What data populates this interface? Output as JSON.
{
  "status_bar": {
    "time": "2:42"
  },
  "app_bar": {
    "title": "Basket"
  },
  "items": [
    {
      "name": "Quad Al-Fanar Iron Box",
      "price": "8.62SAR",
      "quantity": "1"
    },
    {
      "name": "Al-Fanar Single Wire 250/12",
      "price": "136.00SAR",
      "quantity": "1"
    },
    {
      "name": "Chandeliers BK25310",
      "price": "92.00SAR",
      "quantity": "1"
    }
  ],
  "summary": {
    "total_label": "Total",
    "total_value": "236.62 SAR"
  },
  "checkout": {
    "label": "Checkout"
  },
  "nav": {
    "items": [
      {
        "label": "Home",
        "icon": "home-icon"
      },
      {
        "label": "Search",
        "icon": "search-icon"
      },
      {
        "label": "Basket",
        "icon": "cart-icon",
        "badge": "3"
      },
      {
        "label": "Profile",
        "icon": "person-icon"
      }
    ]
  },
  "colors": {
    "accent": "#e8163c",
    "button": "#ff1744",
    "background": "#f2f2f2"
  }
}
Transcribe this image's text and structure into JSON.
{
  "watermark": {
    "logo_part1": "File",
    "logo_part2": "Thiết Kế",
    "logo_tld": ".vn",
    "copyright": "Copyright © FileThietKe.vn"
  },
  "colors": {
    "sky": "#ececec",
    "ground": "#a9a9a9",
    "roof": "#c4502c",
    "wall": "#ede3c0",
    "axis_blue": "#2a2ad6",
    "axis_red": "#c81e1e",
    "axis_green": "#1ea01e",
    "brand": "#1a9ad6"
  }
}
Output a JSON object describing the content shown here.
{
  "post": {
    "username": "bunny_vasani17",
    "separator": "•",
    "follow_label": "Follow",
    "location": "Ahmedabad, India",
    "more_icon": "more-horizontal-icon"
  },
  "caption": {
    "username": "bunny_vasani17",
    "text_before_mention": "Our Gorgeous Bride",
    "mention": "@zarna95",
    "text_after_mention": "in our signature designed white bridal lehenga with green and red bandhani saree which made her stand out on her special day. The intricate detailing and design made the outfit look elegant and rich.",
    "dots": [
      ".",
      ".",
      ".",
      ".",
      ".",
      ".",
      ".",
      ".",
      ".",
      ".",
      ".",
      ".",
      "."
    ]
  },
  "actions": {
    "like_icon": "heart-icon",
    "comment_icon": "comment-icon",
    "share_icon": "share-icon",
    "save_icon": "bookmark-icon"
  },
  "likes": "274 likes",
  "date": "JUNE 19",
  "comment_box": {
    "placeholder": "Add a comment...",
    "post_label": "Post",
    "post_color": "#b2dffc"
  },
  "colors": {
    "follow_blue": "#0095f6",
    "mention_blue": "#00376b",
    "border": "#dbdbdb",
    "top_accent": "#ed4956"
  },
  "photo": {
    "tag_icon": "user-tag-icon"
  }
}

^^^^^^^^^^^^^^^^

Written exercise:
Reproduce the material exactly, with every line intact.

Completed exercise:
What data populates this interface? Output as JSON.
{
  "status_bar": {
    "time": "2:42"
  },
  "app_bar": {
    "title": "Basket"
  },
  "items": [
    {
      "name": "Quad Al-Fanar Iron Box",
      "price": "8.62SAR",
      "quantity": "1"
    },
    {
      "name": "Al-Fanar Single Wire 250/12",
      "price": "136.00SAR",
      "quantity": "1"
    },
    {
      "name": "Chandeliers BK25310",
      "price": "92.00SAR",
      "quantity": "1"
    }
  ],
  "summary": {
    "total_label": "Total",
    "total_value": "236.62 SAR"
  },
  "checkout": {
    "label": "Checkout"
  },
  "nav": {
    "items": [
      {
        "label": "Home",
        "icon": "home-icon"
      },
      {
        "label": "Search",
        "icon": "search-icon"
      },
      {
        "label": "Basket",
        "icon": "cart-icon",
        "badge": "3"
      },
      {
        "label": "Profile",
        "icon": "person-icon"
      }
    ]
  },
  "colors": {
    "accent": "#e8163c",
    "button": "#ff1744",
    "background": "#f2f2f2"
  }
}
Transcribe this image's text and structure into JSON.
{
  "watermark": {
    "logo_part1": "File",
    "logo_part2": "Thiết Kế",
    "logo_tld": ".vn",
    "copyright": "Copyright © FileThietKe.vn"
  },
  "colors": {
    "sky": "#ececec",
    "ground": "#a9a9a9",
    "roof": "#c4502c",
    "wall": "#ede3c0",
    "axis_blue": "#2a2ad6",
    "axis_red": "#c81e1e",
    "axis_green": "#1ea01e",
    "brand": "#1a9ad6"
  }
}
Output a JSON object describing the content shown here.
{
  "post": {
    "username": "bunny_vasani17",
    "separator": "•",
    "follow_label": "Follow",
    "location": "Ahmedabad, India",
    "more_icon": "more-horizontal-icon"
  },
  "caption": {
    "username": "bunny_vasani17",
    "text_before_mention": "Our Gorgeous Bride",
    "mention": "@zarna95",
    "text_after_mention": "in our signature designed white bridal lehenga with green and red bandhani saree which made her stand out on her special day. The intricate detailing and design made the outfit look elegant and rich.",
    "dots": [
      ".",
      ".",
      ".",
      ".",
      ".",
      ".",
      ".",
      ".",
      ".",
      ".",
      ".",
      ".",
      "."
    ]
  },
  "actions": {
    "like_icon": "heart-icon",
    "comment_icon": "comment-icon",
    "share_icon": "share-icon",
    "save_icon": "bookmark-icon"
  },
  "likes": "274 likes",
  "date": "JUNE 19",
  "comment_box": {
    "placeholder": "Add a comment...",
    "post_label": "Post",
    "post_color": "#b2dffc"
  },
  "colors": {
    "follow_blue": "#0095f6",
    "mention_blue": "#00376b",
    "border": "#dbdbdb",
    "top_accent": "#ed4956"
  },
  "photo": {
    "tag_icon": "user-tag-icon"
  }
}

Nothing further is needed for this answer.